#1
  1. A Change of Season
    Devshed Frequenter (2500 - 2999 posts)

    Join Date
    Mar 2004
    Location
    Next Door
    Posts
    2,672
    Rep Power
    171

    Subquery VS Derived Table


    I realise for me personally learning "why"s makes them understand concepts and apply them properly. I am reading about EXPLAIN and I ran into derived and subquery in select_type. I need to understand a few things:

    1 - Why is it important to know the difference between derived table and subquery?

    2 - Why are they different?

    3 - How can I differentiate?

    I see this in a few places
    - derived tables are used in the FROM clause - subqueries are used in the WHERE clause,
    Thanks
    Last edited by zxcvbnm; April 24th, 2013 at 09:26 PM.
  2. #2
  3. No Profile Picture
    Problem Solver
    Devshed Specialist (4000 - 4499 posts)

    Join Date
    Jan 2001
    Location
    Stockholm, Sweden
    Posts
    4,495
    Rep Power
    534
    1. It's important because MySQL executes a query with subqueries from the outside in. So it begins with the outer query executes it, fetches the first record and then evaluates the subquery, and then the second record, evaluates the subquery, etc, etc. This can have very big implications on performance if your subquery is very heavy to execute because for every row that the outer query returns the subquery needs to be reexecuted. The reason for this is because you can (and should) inject values from the outer query into the sub-query to limit the result set and that value needs to be known before the sub-query is executed.

*Material:*
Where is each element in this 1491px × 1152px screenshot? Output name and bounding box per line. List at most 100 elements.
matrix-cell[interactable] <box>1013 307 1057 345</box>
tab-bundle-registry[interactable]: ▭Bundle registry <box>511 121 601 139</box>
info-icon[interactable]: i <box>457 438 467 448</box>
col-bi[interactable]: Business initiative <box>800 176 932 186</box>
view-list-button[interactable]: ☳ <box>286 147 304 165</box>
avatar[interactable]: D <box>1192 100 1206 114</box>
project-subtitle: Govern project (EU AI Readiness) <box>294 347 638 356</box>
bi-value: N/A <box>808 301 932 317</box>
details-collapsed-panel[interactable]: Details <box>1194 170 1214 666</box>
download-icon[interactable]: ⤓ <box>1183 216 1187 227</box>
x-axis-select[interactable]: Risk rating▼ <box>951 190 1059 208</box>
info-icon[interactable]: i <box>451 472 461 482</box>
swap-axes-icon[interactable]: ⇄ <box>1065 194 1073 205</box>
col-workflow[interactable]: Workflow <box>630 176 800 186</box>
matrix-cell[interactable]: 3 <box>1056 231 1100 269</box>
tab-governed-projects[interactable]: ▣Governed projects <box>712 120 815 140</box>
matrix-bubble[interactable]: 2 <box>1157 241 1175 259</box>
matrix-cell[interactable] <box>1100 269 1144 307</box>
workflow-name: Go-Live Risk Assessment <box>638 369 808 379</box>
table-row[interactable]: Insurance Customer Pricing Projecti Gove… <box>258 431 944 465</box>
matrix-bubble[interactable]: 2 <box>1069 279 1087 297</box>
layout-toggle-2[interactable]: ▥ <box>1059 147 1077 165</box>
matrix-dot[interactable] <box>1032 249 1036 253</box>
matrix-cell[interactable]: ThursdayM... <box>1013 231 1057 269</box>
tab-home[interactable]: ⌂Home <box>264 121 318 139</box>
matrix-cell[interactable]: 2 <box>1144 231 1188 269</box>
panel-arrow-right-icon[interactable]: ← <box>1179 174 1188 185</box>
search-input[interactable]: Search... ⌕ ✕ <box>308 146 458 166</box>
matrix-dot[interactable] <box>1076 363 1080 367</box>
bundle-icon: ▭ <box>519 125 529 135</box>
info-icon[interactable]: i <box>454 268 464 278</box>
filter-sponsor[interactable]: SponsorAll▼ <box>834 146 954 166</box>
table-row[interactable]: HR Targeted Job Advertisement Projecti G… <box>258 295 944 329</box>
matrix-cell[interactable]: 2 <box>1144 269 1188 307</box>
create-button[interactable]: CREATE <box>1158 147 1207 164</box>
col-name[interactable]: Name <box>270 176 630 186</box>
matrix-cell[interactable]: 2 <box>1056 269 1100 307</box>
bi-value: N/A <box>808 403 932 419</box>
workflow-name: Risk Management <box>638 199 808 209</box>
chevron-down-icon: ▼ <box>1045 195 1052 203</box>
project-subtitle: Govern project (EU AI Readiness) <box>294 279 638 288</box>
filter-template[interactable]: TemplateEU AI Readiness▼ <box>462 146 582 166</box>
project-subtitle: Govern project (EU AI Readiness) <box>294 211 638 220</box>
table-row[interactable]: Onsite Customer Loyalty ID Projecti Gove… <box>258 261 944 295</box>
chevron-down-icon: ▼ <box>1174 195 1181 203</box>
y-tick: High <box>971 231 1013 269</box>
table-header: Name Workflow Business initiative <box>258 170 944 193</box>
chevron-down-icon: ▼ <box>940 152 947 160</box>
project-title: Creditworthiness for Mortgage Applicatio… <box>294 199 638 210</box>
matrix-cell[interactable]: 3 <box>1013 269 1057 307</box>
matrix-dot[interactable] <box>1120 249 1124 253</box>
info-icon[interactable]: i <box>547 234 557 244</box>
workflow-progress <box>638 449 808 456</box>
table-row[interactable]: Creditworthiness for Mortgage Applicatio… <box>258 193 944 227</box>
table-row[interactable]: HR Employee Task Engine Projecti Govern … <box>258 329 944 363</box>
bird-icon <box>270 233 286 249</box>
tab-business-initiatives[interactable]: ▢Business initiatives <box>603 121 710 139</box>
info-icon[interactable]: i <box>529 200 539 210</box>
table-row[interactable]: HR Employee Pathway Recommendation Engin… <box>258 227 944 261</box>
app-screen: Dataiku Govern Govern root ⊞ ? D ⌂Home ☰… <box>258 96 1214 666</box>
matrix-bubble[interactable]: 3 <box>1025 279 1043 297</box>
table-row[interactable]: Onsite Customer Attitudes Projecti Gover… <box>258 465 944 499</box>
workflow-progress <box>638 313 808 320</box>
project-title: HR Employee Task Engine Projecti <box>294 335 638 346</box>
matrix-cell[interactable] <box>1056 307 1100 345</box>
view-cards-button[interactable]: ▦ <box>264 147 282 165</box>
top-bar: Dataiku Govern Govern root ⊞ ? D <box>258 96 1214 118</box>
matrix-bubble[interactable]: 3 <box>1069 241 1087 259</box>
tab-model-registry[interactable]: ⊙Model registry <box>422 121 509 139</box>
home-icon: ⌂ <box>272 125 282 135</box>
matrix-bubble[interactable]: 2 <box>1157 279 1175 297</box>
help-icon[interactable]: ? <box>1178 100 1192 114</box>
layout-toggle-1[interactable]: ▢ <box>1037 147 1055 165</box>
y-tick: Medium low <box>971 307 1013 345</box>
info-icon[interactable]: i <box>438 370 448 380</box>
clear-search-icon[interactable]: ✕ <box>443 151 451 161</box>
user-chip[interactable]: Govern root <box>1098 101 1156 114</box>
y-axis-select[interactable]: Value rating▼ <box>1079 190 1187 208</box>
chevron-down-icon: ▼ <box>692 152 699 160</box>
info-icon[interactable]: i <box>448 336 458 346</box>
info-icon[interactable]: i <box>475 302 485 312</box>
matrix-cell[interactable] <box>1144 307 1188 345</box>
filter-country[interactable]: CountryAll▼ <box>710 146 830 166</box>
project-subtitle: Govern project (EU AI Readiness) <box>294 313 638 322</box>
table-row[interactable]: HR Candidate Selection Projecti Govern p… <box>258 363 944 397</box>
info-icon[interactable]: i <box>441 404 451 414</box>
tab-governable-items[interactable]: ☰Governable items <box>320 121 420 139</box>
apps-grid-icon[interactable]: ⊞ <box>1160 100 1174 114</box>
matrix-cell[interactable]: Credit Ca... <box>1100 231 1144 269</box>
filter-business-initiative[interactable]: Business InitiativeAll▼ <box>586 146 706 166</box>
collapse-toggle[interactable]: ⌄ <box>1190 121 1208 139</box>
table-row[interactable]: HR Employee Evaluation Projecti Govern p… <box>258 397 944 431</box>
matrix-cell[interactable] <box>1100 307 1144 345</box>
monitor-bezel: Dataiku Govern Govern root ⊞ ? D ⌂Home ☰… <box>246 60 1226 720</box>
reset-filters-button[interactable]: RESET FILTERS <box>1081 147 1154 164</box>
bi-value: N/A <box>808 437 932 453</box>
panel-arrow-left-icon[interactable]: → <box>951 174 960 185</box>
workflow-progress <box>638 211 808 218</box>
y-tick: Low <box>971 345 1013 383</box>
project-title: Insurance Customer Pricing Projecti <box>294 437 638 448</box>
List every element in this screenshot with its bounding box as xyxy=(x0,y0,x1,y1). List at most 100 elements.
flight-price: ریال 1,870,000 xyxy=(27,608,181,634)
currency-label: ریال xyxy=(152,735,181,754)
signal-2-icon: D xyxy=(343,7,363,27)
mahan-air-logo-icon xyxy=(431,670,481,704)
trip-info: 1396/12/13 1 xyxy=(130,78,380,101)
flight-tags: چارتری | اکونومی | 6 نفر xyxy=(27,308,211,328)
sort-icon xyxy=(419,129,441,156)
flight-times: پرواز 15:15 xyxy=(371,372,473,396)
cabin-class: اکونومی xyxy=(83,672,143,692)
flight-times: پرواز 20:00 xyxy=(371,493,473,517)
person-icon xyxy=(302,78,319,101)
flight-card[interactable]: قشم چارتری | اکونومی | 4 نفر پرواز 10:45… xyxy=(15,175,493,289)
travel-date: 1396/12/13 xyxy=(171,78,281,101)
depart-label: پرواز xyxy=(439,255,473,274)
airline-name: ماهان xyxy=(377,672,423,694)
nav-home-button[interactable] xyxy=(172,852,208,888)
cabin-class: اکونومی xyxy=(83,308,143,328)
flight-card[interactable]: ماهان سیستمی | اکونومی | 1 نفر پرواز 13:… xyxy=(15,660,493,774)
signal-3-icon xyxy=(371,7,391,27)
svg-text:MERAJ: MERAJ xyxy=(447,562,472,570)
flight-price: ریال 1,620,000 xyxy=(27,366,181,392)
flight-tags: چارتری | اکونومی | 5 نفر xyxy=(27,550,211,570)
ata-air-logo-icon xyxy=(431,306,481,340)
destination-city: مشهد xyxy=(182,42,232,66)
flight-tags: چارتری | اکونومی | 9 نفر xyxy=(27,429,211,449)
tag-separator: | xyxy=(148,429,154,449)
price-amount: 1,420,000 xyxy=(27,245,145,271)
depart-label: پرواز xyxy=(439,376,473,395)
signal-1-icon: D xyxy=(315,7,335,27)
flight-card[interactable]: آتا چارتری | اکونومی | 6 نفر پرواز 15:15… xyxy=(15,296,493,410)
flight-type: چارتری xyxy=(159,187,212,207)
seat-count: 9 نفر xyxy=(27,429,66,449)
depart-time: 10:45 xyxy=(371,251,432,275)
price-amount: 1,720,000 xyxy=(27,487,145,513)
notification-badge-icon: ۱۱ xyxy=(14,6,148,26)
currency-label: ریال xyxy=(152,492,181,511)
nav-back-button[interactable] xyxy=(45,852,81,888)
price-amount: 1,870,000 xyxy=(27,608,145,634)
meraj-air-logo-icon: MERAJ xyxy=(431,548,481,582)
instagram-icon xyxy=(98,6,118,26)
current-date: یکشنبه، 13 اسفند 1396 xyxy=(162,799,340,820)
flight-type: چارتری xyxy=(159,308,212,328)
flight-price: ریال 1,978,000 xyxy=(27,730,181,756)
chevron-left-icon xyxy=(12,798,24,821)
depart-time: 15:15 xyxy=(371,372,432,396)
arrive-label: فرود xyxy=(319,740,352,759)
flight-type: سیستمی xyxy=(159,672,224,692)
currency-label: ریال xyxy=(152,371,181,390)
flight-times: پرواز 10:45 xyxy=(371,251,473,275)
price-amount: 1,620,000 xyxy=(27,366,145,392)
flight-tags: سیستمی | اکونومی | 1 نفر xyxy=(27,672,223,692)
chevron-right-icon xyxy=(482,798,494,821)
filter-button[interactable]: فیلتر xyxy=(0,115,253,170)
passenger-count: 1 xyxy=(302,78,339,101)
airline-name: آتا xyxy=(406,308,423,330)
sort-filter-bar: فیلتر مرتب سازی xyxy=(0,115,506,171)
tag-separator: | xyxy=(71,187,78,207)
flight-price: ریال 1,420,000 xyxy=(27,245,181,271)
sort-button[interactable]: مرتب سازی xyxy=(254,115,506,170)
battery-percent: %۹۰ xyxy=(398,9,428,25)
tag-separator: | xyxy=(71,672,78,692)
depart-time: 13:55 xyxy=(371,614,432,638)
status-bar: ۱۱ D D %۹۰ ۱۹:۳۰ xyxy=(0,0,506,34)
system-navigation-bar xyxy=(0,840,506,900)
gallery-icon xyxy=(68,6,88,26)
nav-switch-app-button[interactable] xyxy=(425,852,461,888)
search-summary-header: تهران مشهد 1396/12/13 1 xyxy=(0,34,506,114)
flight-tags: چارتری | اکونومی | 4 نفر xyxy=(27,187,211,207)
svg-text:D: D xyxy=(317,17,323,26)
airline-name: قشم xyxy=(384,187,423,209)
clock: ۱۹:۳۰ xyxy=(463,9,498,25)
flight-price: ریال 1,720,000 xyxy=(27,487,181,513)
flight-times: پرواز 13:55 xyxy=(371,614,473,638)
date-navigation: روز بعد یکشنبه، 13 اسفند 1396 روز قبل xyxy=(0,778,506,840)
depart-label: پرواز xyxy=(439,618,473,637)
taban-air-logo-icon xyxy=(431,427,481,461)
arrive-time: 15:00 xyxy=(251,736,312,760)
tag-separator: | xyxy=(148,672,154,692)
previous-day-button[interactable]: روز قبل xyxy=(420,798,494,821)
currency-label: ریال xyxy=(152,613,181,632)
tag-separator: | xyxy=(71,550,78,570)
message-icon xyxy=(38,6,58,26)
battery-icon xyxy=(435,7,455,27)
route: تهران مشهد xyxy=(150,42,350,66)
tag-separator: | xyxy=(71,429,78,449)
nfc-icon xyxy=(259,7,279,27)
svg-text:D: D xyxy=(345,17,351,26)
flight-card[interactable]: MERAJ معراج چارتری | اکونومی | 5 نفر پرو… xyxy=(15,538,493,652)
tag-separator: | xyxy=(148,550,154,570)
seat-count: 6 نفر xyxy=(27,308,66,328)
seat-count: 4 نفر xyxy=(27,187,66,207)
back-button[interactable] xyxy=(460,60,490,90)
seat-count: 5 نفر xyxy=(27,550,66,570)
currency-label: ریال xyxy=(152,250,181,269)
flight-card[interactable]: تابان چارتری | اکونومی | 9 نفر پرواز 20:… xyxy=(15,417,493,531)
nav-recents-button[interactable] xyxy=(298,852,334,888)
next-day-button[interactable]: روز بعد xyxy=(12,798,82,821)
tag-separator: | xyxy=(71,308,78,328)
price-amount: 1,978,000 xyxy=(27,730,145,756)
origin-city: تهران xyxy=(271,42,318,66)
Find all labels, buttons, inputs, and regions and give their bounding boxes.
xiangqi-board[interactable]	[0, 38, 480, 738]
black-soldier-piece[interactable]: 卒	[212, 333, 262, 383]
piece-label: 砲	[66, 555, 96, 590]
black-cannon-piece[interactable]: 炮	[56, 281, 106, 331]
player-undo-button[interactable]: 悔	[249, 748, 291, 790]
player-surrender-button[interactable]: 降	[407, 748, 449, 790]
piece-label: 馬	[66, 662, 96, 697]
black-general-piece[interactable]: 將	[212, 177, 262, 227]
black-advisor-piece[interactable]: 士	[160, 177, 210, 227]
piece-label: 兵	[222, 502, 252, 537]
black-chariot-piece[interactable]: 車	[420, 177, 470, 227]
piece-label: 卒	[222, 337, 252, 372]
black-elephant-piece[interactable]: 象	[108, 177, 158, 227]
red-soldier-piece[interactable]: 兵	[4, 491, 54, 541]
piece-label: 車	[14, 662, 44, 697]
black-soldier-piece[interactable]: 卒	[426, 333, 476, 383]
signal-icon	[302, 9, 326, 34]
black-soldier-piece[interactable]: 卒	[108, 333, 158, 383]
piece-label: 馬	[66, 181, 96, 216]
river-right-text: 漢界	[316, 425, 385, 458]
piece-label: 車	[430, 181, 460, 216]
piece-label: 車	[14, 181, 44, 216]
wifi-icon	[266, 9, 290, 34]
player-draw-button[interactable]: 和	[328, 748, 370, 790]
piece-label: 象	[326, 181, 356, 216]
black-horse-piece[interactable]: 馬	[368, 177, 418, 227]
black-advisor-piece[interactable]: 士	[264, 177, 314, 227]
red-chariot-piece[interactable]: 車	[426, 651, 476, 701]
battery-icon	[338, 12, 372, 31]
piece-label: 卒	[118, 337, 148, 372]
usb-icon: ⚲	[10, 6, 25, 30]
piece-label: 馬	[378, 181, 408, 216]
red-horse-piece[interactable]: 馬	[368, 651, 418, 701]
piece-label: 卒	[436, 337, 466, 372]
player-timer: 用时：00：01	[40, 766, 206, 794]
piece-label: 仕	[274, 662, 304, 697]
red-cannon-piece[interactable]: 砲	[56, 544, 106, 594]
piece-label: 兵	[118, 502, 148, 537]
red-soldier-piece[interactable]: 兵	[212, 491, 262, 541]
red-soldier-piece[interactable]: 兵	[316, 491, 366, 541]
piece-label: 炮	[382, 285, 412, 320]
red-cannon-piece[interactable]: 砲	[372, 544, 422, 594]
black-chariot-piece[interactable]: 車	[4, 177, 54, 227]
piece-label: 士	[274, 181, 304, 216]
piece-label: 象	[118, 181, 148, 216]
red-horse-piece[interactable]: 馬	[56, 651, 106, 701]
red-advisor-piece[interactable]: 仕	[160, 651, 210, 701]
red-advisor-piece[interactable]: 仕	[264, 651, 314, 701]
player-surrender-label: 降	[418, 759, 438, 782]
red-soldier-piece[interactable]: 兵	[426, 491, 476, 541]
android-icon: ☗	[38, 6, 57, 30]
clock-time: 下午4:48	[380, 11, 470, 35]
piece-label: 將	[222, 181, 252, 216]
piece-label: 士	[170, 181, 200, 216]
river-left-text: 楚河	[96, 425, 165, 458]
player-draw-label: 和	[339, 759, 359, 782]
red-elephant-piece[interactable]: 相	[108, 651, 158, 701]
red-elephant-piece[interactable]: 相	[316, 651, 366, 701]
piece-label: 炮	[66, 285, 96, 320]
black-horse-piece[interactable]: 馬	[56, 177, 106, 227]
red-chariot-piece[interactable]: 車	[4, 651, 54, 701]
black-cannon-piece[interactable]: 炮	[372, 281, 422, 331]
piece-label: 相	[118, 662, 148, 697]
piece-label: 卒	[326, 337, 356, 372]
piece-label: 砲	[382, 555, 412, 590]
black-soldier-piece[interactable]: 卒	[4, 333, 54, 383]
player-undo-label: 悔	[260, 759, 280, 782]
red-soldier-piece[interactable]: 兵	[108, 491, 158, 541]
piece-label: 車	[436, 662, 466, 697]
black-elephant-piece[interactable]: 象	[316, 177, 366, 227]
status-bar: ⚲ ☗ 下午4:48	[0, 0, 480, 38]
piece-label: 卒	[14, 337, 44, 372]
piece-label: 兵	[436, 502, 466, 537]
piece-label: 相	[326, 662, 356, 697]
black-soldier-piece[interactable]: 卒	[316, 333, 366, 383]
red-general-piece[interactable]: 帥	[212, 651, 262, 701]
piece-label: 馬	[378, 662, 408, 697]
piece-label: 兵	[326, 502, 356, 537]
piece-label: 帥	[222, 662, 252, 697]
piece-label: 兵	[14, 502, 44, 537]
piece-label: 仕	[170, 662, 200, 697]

*Problem set:*
a – From the forum thread on subqueries and derived tables, list the numbered questions the first poster asks about derived tables and subqueries.
b – Answer these questions using the forum thread on subqueries and derived tables:
(i) On what date and at what time was the first post last edited?
(ii) What location does the second poster give?
(iii) According to the reply, in what direction does MySQL execute a query with subqueries?
c – Write the next part of the forum thread on subqueries and derived tables, starting after its final sentence.

*The results:*
a –
1 - Why is it important to know the difference between derived table and subquery?
2 - Why are they different?
3 - How can I differentiate?

b –
(i) April 24th, 2013 at 09:26 PM
(ii) Stockholm, Sweden
(iii) From the outside in

c –
    2. They are different because a derived table tells the database that the result should be treated as a static table and not something that can alter or is dependent on the execution of the rest of the query.

    3. Derived tables are when the query is used in the place of a table in a FROM or a JOIN clause just as a table.

    Eg:
    Derived table means that you create an implicit temporary table through a query and then you use this temporary table as a normal table in JOINs etc.
    Code:
    SELECT
      ...
    FROM
      tableA
    INNER
      JOIN
        (
         SELECT
          ..
         FROM
           tableB
         WHERE
           ..
         ) derivedTableA
         ON derivedTableA.xx = tableA.yy
    While the subquery is used basically everywhere else in a query but most commonly in the WHERE or SELECT clauses:
    Code:
    SELECT
      ...
      (SELECT something FROM tableB WHERE tableB.id = a.someID)
    FROM
      tableA a
    WHERE
      a.columnA IN ( SELECT columnB FROM tableC WHERE tableC.id = a.someCid)
    As you can see in the subselects above I'm pushing in the value of a.someID from the outer query to make the result from those subqueries as small as possible.

    I would say that the rule is that if you can write the query as a derived table instead of a subquery you should.
    Generally most people have experienced performance problems with subqueries compared to derived tables.
    I mention this since if your derived table is very large then the handling of that temporary table can become rather heavy for the database which is the possible drawback with a derived table.
    /Stefan
  4. #3
  5. A Change of Season
    Devshed Frequenter (2500 - 2999 posts)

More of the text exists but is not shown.